What you are asked to do:
How many of the lines below contain "Elevators"? Answer with that number alone.
-- Start --
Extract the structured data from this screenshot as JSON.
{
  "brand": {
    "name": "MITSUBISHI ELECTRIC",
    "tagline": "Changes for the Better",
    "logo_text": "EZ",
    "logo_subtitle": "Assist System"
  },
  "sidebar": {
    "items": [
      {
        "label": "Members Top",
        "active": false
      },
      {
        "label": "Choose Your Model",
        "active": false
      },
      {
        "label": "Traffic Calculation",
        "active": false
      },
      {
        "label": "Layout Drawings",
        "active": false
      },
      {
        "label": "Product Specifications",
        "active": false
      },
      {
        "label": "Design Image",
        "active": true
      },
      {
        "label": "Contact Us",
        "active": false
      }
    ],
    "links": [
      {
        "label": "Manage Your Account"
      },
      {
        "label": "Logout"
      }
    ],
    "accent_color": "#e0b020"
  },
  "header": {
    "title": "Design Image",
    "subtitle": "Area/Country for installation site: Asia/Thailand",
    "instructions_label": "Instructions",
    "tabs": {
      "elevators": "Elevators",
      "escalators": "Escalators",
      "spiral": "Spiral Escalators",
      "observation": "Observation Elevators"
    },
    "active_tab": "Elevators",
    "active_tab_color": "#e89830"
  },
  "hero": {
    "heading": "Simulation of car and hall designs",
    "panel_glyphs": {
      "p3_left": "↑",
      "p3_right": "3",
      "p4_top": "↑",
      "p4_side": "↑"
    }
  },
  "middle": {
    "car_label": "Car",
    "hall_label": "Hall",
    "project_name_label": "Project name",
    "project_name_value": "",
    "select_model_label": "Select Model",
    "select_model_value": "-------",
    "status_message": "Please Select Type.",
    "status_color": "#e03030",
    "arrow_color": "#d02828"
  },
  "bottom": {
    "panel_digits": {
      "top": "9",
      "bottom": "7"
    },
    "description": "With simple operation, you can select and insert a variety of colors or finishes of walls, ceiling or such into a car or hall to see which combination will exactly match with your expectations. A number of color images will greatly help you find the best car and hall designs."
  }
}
-- End --
-- Start --
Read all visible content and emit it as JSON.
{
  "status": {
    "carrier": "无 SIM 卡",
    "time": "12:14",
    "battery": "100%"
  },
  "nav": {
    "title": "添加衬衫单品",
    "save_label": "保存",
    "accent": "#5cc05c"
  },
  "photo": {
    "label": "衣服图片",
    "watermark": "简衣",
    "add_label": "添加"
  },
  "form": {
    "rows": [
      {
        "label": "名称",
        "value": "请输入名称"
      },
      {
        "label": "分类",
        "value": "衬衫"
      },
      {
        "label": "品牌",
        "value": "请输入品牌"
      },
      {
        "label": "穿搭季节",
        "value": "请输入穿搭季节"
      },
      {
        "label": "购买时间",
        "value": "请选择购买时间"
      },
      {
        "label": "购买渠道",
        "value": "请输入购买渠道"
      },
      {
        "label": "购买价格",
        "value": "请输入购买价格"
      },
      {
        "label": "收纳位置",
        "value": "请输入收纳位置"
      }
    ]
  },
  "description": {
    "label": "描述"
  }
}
-- End --
Task answer:
3